Your answer should be a single number: the count of lines holding the word "effects".

--- SUPPLIED RECORDS ---

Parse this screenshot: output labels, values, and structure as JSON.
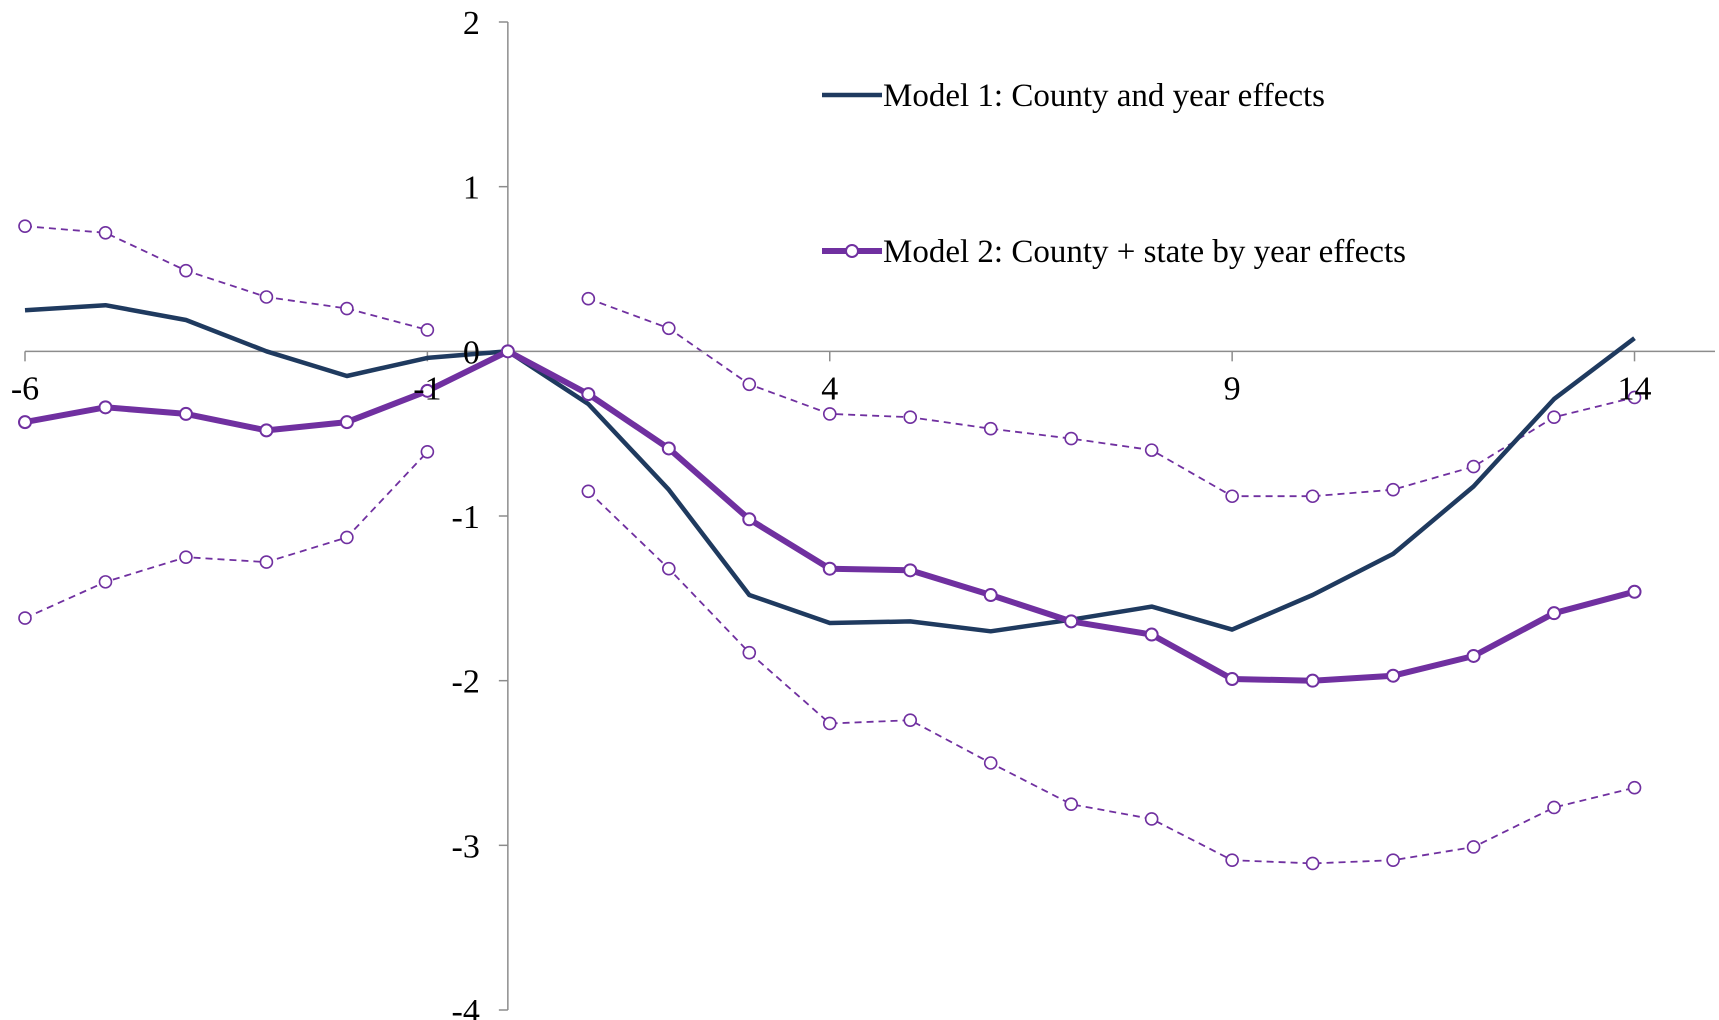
{
  "chart_data": {
    "type": "line",
    "title": "",
    "xlabel": "",
    "ylabel": "",
    "x": [
      -6,
      -5,
      -4,
      -3,
      -2,
      -1,
      0,
      1,
      2,
      3,
      4,
      5,
      6,
      7,
      8,
      9,
      10,
      11,
      12,
      13,
      14
    ],
    "xlim": [
      -6,
      15
    ],
    "ylim": [
      -4,
      2
    ],
    "x_ticks": [
      "-6",
      "-1",
      "4",
      "9",
      "14"
    ],
    "x_tick_values": [
      -6,
      -1,
      4,
      9,
      14
    ],
    "y_ticks": [
      "2",
      "1",
      "0",
      "-1",
      "-2",
      "-3",
      "-4"
    ],
    "y_tick_values": [
      2,
      1,
      0,
      -1,
      -2,
      -3,
      -4
    ],
    "legend_position": "top-right",
    "grid": false,
    "series": [
      {
        "name": "Model 1: County and year effects",
        "color": "#1f3a5f",
        "style": "solid",
        "x": [
          -6,
          -5,
          -4,
          -3,
          -2,
          -1,
          0,
          1,
          2,
          3,
          4,
          5,
          6,
          7,
          8,
          9,
          10,
          11,
          12,
          13,
          14
        ],
        "values": [
          0.25,
          0.28,
          0.19,
          0.0,
          -0.15,
          -0.04,
          0.0,
          -0.32,
          -0.84,
          -1.48,
          -1.65,
          -1.64,
          -1.7,
          -1.63,
          -1.55,
          -1.69,
          -1.48,
          -1.23,
          -0.82,
          -0.29,
          0.08
        ]
      },
      {
        "name": "Model 2: County + state by year effects",
        "color": "#7030a0",
        "style": "solid-markers",
        "x": [
          -6,
          -5,
          -4,
          -3,
          -2,
          -1,
          0,
          1,
          2,
          3,
          4,
          5,
          6,
          7,
          8,
          9,
          10,
          11,
          12,
          13,
          14
        ],
        "values": [
          -0.43,
          -0.34,
          -0.38,
          -0.48,
          -0.43,
          -0.24,
          0.0,
          -0.26,
          -0.59,
          -1.02,
          -1.32,
          -1.33,
          -1.48,
          -1.64,
          -1.72,
          -1.99,
          -2.0,
          -1.97,
          -1.85,
          -1.59,
          -1.46
        ]
      },
      {
        "name": "",
        "color": "#7030a0",
        "style": "dashed-open-markers",
        "x": [
          -6,
          -5,
          -4,
          -3,
          -2,
          -1
        ],
        "values": [
          0.76,
          0.72,
          0.49,
          0.33,
          0.26,
          0.13
        ]
      },
      {
        "name": "",
        "color": "#7030a0",
        "style": "dashed-open-markers",
        "x": [
          1,
          2,
          3,
          4,
          5,
          6,
          7,
          8,
          9,
          10,
          11,
          12,
          13,
          14
        ],
        "values": [
          0.32,
          0.14,
          -0.2,
          -0.38,
          -0.4,
          -0.47,
          -0.53,
          -0.6,
          -0.88,
          -0.88,
          -0.84,
          -0.7,
          -0.4,
          -0.28
        ]
      },
      {
        "name": "",
        "color": "#7030a0",
        "style": "dashed-open-markers",
        "x": [
          -6,
          -5,
          -4,
          -3,
          -2,
          -1
        ],
        "values": [
          -1.62,
          -1.4,
          -1.25,
          -1.28,
          -1.13,
          -0.61
        ]
      },
      {
        "name": "",
        "color": "#7030a0",
        "style": "dashed-open-markers",
        "x": [
          1,
          2,
          3,
          4,
          5,
          6,
          7,
          8,
          9,
          10,
          11,
          12,
          13,
          14
        ],
        "values": [
          -0.85,
          -1.32,
          -1.83,
          -2.26,
          -2.24,
          -2.5,
          -2.75,
          -2.84,
          -3.09,
          -3.11,
          -3.09,
          -3.01,
          -2.77,
          -2.65
        ]
      }
    ]
  }
}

---

ANSWER TO THE PROBLEM: 2